Short task
Locate the lines where "JSON" occurs and copy them as they stand.
* BEGIN *
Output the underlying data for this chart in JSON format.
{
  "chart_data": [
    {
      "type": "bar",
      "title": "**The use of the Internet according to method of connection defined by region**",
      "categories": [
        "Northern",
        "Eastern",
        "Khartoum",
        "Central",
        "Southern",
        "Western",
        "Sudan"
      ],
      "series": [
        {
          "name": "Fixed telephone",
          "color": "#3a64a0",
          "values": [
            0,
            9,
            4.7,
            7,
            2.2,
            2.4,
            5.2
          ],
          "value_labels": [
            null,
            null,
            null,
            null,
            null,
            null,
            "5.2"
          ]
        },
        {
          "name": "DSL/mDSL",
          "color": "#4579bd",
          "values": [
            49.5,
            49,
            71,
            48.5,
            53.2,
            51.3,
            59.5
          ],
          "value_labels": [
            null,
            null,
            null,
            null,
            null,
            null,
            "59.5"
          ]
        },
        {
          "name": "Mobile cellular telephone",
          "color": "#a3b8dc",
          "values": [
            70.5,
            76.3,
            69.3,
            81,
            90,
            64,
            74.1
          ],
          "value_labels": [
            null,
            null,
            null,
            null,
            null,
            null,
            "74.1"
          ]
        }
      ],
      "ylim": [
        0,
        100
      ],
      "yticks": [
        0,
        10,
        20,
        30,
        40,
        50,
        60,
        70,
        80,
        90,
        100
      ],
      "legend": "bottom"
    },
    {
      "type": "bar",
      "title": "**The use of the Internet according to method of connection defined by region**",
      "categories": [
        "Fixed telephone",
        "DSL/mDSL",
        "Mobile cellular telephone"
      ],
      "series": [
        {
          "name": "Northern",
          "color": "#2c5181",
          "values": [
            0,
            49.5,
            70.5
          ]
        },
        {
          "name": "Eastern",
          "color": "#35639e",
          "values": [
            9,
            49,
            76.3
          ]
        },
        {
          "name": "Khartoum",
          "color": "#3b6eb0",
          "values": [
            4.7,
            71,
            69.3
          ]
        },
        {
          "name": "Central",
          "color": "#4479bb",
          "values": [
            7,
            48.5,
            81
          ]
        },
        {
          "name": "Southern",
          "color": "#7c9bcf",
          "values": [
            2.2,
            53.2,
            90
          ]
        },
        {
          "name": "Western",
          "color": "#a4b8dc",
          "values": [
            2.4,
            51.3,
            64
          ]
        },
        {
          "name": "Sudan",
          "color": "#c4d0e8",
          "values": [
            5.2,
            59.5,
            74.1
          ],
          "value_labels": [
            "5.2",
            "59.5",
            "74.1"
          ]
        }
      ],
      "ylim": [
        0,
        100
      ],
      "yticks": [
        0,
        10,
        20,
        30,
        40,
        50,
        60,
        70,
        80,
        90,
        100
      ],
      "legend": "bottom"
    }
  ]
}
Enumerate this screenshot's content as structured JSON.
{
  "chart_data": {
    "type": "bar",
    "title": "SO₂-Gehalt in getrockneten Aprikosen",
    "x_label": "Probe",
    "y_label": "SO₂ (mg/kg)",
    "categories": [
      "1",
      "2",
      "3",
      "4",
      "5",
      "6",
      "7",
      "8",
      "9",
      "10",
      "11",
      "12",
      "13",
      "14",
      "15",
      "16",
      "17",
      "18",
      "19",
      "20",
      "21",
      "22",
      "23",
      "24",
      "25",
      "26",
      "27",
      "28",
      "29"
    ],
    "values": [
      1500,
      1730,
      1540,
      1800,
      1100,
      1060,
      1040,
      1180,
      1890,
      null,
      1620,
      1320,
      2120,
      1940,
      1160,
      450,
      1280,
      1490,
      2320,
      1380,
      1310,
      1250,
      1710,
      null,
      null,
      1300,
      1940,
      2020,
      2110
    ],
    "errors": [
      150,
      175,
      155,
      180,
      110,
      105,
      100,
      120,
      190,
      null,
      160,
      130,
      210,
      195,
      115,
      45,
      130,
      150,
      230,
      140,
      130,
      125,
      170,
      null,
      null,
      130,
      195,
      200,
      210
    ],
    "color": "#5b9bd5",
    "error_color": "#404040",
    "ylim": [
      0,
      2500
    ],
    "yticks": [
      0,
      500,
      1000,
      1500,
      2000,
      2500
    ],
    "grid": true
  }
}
* END *
Written answer
Output the underlying data for this chart in JSON format.
Enumerate this screenshot's content as structured JSON.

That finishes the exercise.